* **What is needed**
Copy out every line in the entries below that includes "Size".

* **Material provided**

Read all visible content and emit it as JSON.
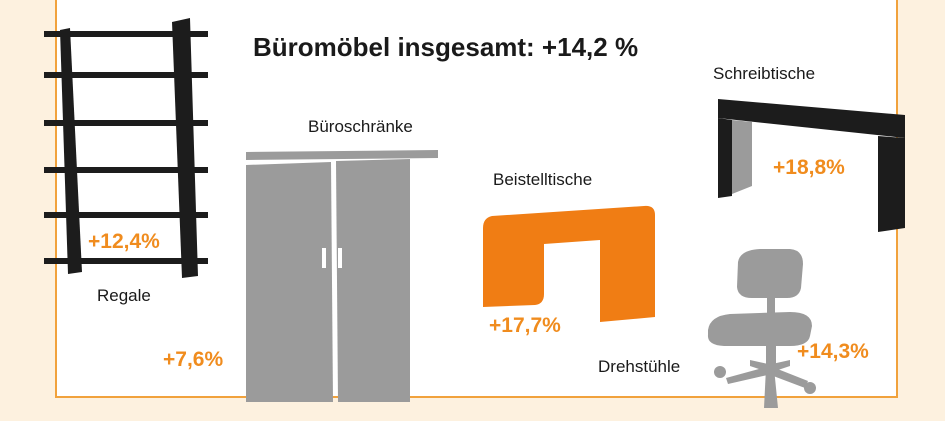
{
  "headline": "Büromöbel insgesamt: +14,2 %",
  "colors": {
    "accent": "#f07d14",
    "percent": "#f08c1e",
    "dark": "#1c1c1c",
    "gray": "#9b9b9b",
    "background": "#fdf1df",
    "frame": "#f1a23c"
  },
  "items": {
    "regale": {
      "label": "Regale",
      "value": "+12,4%",
      "icon": "shelf-icon"
    },
    "bueroschraenke": {
      "label": "Büroschränke",
      "value": "+7,6%",
      "icon": "cabinet-icon"
    },
    "beistelltische": {
      "label": "Beistelltische",
      "value": "+17,7%",
      "icon": "side-table-icon"
    },
    "schreibtische": {
      "label": "Schreibtische",
      "value": "+18,8%",
      "icon": "desk-icon"
    },
    "drehstuehle": {
      "label": "Drehstühle",
      "value": "+14,3%",
      "icon": "office-chair-icon"
    }
  }
}
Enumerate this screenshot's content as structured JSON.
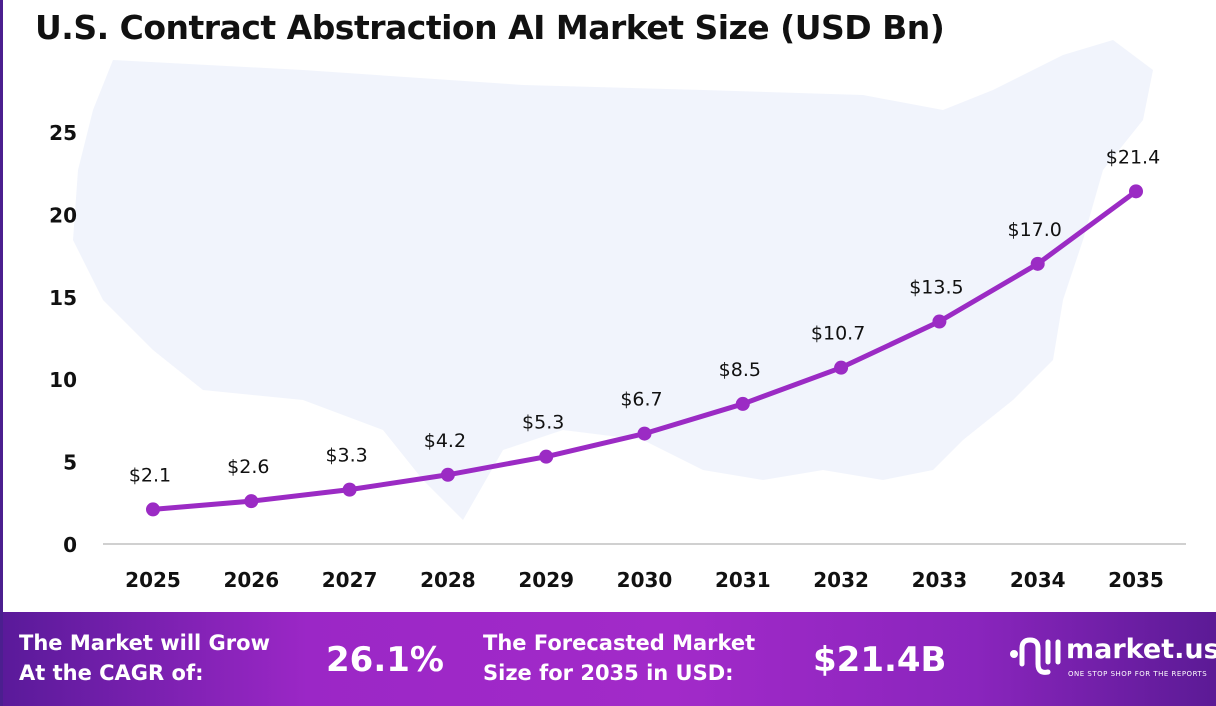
{
  "title": "U.S. Contract Abstraction AI Market Size (USD Bn)",
  "chart_data": {
    "type": "line",
    "title": "U.S. Contract Abstraction AI Market Size (USD Bn)",
    "categories": [
      "2025",
      "2026",
      "2027",
      "2028",
      "2029",
      "2030",
      "2031",
      "2032",
      "2033",
      "2034",
      "2035"
    ],
    "values": [
      2.1,
      2.6,
      3.3,
      4.2,
      5.3,
      6.7,
      8.5,
      10.7,
      13.5,
      17.0,
      21.4
    ],
    "data_labels": [
      "$2.1",
      "$2.6",
      "$3.3",
      "$4.2",
      "$5.3",
      "$6.7",
      "$8.5",
      "$10.7",
      "$13.5",
      "$17.0",
      "$21.4"
    ],
    "yticks": [
      "0",
      "5",
      "10",
      "15",
      "20",
      "25"
    ],
    "ylim": [
      0,
      25
    ],
    "grid": false,
    "line_color": "#9b2bc4"
  },
  "banner": {
    "cagr_label_1": "The Market will Grow",
    "cagr_label_2": "At the CAGR of:",
    "cagr_value": "26.1%",
    "forecast_label_1": "The Forecasted Market",
    "forecast_label_2": "Size for 2035 in USD:",
    "forecast_value": "$21.4B",
    "logo_name": "market.us",
    "logo_tagline": "ONE STOP SHOP FOR THE REPORTS"
  }
}
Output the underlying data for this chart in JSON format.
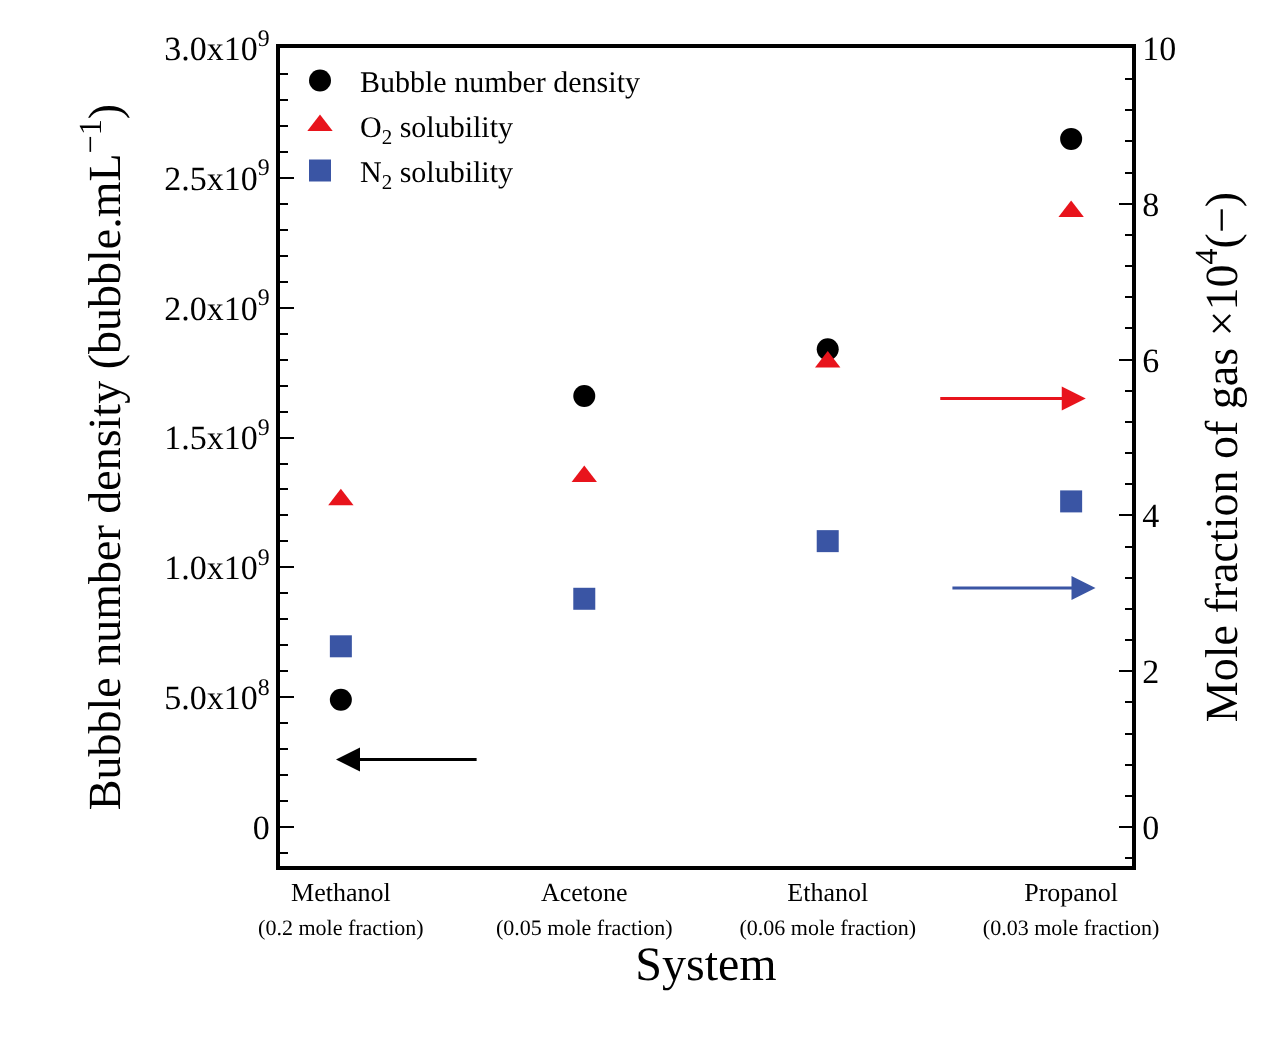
{
  "chart_data": {
    "type": "scatter",
    "xlabel": "System",
    "ylabel": "Bubble number density (bubble.mL$^{−1}$)",
    "y2label": "Mole fraction of gas ×10$^{4}$(−)",
    "categories": [
      "Methanol\n(0.2 mole fraction)",
      "Acetone\n(0.05 mole fraction)",
      "Ethanol\n(0.06 mole fraction)",
      "Propanol\n(0.03 mole fraction)"
    ],
    "series": [
      {
        "name": "Bubble number density",
        "color": "#000000",
        "marker": "circle",
        "values": [
          490000000.0,
          1660000000.0,
          1840000000.0,
          2650000000.0
        ]
      },
      {
        "name": "O$_{2}$ solubility",
        "color": "#e8141c",
        "marker": "triangle",
        "axis": "y2",
        "values": [
          4.2,
          4.5,
          5.97,
          7.9
        ]
      },
      {
        "name": "N$_{2}$ solubility",
        "color": "#3a55a4",
        "marker": "square",
        "axis": "y2",
        "values": [
          2.32,
          2.93,
          3.67,
          4.18
        ]
      }
    ],
    "ylim": [
      -150000000.0,
      3000000000.0
    ],
    "yticks": [
      {
        "value": 0,
        "label": "0"
      },
      {
        "value": 500000000.0,
        "label": "5.0x10$^{8}$"
      },
      {
        "value": 1000000000.0,
        "label": "1.0x10$^{9}$"
      },
      {
        "value": 1500000000.0,
        "label": "1.5x10$^{9}$"
      },
      {
        "value": 2000000000.0,
        "label": "2.0x10$^{9}$"
      },
      {
        "value": 2500000000.0,
        "label": "2.5x10$^{9}$"
      },
      {
        "value": 3000000000.0,
        "label": "3.0x10$^{9}$"
      }
    ],
    "y2lim": [
      -0.5,
      10
    ],
    "y2ticks": [
      0,
      2,
      4,
      6,
      8,
      10
    ],
    "legend": "top left"
  }
}
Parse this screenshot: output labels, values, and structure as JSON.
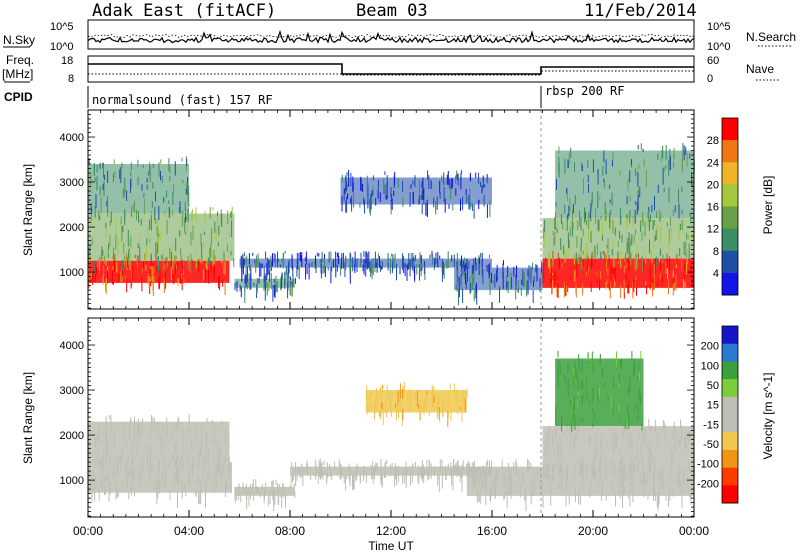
{
  "header": {
    "station": "Adak East (fitACF)",
    "beam": "Beam 03",
    "date": "11/Feb/2014"
  },
  "top_panels": {
    "nsky_label": "N.Sky",
    "nsky_ticks": [
      "10^5",
      "10^0"
    ],
    "nsearch_label": "N.Search",
    "nsearch_ticks": [
      "10^5",
      "10^0"
    ],
    "freq_label_1": "Freq.",
    "freq_label_2": "[MHz]",
    "freq_ticks": [
      "18",
      "8"
    ],
    "nave_label": "Nave",
    "nave_ticks": [
      "60",
      "0"
    ],
    "cpid_label": "CPID",
    "cpid_segments": [
      {
        "label": "normalsound (fast) 157 RF",
        "start_hour": 0
      },
      {
        "label": "rbsp 200 RF",
        "start_hour": 18
      }
    ]
  },
  "colors": {
    "power_scale": [
      "#1414e6",
      "#1e4ea8",
      "#3c8c64",
      "#6aa04a",
      "#a8c83c",
      "#f0b428",
      "#f07814",
      "#ff0000"
    ],
    "velocity_scale": [
      "#1414c8",
      "#2a7ad2",
      "#3ca03c",
      "#7ccc3c",
      "#bebeb4",
      "#bebeb4",
      "#f0c850",
      "#f09614",
      "#ff3c00",
      "#ff0000"
    ],
    "ground_scatter": "#bebeb4"
  },
  "chart_data": [
    {
      "type": "heatmap",
      "panel": "power",
      "xlabel": "Time UT",
      "ylabel": "Slant Range [km]",
      "x_ticks": [
        "00:00",
        "04:00",
        "08:00",
        "12:00",
        "16:00",
        "20:00",
        "00:00"
      ],
      "y_ticks": [
        "1000",
        "2000",
        "3000",
        "4000"
      ],
      "ylim": [
        180,
        4600
      ],
      "xlim_hours": [
        0,
        24
      ],
      "colorbar_label": "Power [dB]",
      "colorbar_ticks": [
        "28",
        "24",
        "20",
        "16",
        "12",
        "8",
        "4"
      ],
      "bands": [
        {
          "t0": 0.0,
          "t1": 5.6,
          "r0": 760,
          "r1": 1250,
          "value": 28
        },
        {
          "t0": 0.0,
          "t1": 5.8,
          "r0": 1250,
          "r1": 2300,
          "value": 14
        },
        {
          "t0": 0.0,
          "t1": 4.0,
          "r0": 2300,
          "r1": 3400,
          "value": 10
        },
        {
          "t0": 5.8,
          "t1": 8.2,
          "r0": 650,
          "r1": 850,
          "value": 8
        },
        {
          "t0": 6.0,
          "t1": 16.0,
          "r0": 1100,
          "r1": 1300,
          "value": 6
        },
        {
          "t0": 10.0,
          "t1": 16.0,
          "r0": 2500,
          "r1": 3100,
          "value": 5
        },
        {
          "t0": 14.5,
          "t1": 18.0,
          "r0": 600,
          "r1": 1100,
          "value": 6
        },
        {
          "t0": 18.0,
          "t1": 24.0,
          "r0": 650,
          "r1": 1300,
          "value": 28
        },
        {
          "t0": 18.0,
          "t1": 24.0,
          "r0": 1300,
          "r1": 2200,
          "value": 14
        },
        {
          "t0": 18.5,
          "t1": 24.0,
          "r0": 2200,
          "r1": 3700,
          "value": 10
        }
      ]
    },
    {
      "type": "heatmap",
      "panel": "velocity",
      "xlabel": "Time UT",
      "ylabel": "Slant Range [km]",
      "x_ticks": [
        "00:00",
        "04:00",
        "08:00",
        "12:00",
        "16:00",
        "20:00",
        "00:00"
      ],
      "y_ticks": [
        "1000",
        "2000",
        "3000",
        "4000"
      ],
      "ylim": [
        180,
        4600
      ],
      "xlim_hours": [
        0,
        24
      ],
      "colorbar_label": "Velocity [m s^-1]",
      "colorbar_ticks": [
        "200",
        "100",
        "50",
        "15",
        "-15",
        "-50",
        "-100",
        "-200"
      ],
      "bands": [
        {
          "t0": 0.0,
          "t1": 5.7,
          "r0": 720,
          "r1": 1400,
          "value": 0
        },
        {
          "t0": 0.0,
          "t1": 5.6,
          "r0": 1400,
          "r1": 2300,
          "value": 0
        },
        {
          "t0": 5.8,
          "t1": 8.2,
          "r0": 650,
          "r1": 850,
          "value": 0
        },
        {
          "t0": 8.0,
          "t1": 16.0,
          "r0": 1100,
          "r1": 1300,
          "value": 0
        },
        {
          "t0": 11.0,
          "t1": 15.0,
          "r0": 2500,
          "r1": 3000,
          "value": -40
        },
        {
          "t0": 15.0,
          "t1": 24.0,
          "r0": 650,
          "r1": 1300,
          "value": 0
        },
        {
          "t0": 18.0,
          "t1": 24.0,
          "r0": 1300,
          "r1": 2200,
          "value": 0
        },
        {
          "t0": 18.5,
          "t1": 22.0,
          "r0": 2200,
          "r1": 3700,
          "value": 60
        }
      ]
    }
  ]
}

* **Correct result**
  "title": "U.S. Contract Abstraction AI Market Size (USD Bn)",
    "title": "U.S. Contract Abstraction AI Market Size (USD Bn)",
    "forecast_label_2": "Size for 2035 in USD:",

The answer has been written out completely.